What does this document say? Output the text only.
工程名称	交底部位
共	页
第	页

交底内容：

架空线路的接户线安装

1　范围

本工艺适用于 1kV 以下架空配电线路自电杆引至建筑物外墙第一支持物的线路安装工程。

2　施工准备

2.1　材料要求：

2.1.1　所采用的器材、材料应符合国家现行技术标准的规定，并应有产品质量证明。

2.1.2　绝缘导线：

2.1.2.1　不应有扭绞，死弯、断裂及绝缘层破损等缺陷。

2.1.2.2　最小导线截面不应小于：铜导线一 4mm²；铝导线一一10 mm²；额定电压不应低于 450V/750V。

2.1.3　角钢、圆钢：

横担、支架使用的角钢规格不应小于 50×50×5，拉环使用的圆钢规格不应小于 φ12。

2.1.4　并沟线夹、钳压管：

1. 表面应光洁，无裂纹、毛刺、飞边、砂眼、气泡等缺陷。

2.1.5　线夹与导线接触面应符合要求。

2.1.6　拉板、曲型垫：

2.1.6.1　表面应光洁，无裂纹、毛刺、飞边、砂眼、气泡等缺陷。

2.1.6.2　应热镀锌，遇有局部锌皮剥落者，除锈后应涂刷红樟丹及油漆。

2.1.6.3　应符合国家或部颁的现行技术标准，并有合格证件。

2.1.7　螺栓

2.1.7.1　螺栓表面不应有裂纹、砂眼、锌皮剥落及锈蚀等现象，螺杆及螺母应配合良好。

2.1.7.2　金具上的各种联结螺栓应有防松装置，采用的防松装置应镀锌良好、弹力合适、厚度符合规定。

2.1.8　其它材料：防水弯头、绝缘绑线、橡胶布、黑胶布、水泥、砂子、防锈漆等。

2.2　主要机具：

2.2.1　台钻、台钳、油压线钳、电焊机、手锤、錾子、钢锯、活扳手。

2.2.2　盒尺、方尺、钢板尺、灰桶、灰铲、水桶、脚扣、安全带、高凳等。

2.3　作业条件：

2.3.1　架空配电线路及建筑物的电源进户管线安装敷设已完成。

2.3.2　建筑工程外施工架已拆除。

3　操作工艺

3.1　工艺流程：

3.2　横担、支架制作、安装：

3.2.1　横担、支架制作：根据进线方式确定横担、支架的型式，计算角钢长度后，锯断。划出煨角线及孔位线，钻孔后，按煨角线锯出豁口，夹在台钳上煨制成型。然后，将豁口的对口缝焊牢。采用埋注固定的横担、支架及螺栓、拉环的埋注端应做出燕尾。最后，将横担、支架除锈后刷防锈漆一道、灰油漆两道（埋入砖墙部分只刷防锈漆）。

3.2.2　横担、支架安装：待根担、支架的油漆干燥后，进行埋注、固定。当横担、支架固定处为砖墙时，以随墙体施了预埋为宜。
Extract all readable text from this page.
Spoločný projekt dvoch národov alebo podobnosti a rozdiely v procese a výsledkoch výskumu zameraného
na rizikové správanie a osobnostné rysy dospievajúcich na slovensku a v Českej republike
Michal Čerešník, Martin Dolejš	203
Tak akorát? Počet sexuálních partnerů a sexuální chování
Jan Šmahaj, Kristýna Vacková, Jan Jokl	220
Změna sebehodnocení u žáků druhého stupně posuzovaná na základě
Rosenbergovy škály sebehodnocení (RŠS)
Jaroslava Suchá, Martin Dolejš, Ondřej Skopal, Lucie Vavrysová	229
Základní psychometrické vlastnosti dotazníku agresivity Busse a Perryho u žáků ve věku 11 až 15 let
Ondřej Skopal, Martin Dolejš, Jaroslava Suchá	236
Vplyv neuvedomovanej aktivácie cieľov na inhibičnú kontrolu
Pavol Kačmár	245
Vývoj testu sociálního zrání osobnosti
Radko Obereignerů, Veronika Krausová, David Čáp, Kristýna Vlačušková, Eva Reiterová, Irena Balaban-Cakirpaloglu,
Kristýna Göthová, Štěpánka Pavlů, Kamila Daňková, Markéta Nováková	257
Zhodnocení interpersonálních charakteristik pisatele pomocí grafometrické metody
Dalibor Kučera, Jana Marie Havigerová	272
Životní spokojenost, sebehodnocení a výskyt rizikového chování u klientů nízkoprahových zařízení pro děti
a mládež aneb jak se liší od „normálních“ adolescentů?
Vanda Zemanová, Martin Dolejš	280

################

*WHAT TO WORK ON*: Of the lines in the data above, how many contain the word "气泡等缺陷"? Give only that figure.

*WRITTEN SOLUTION*: 2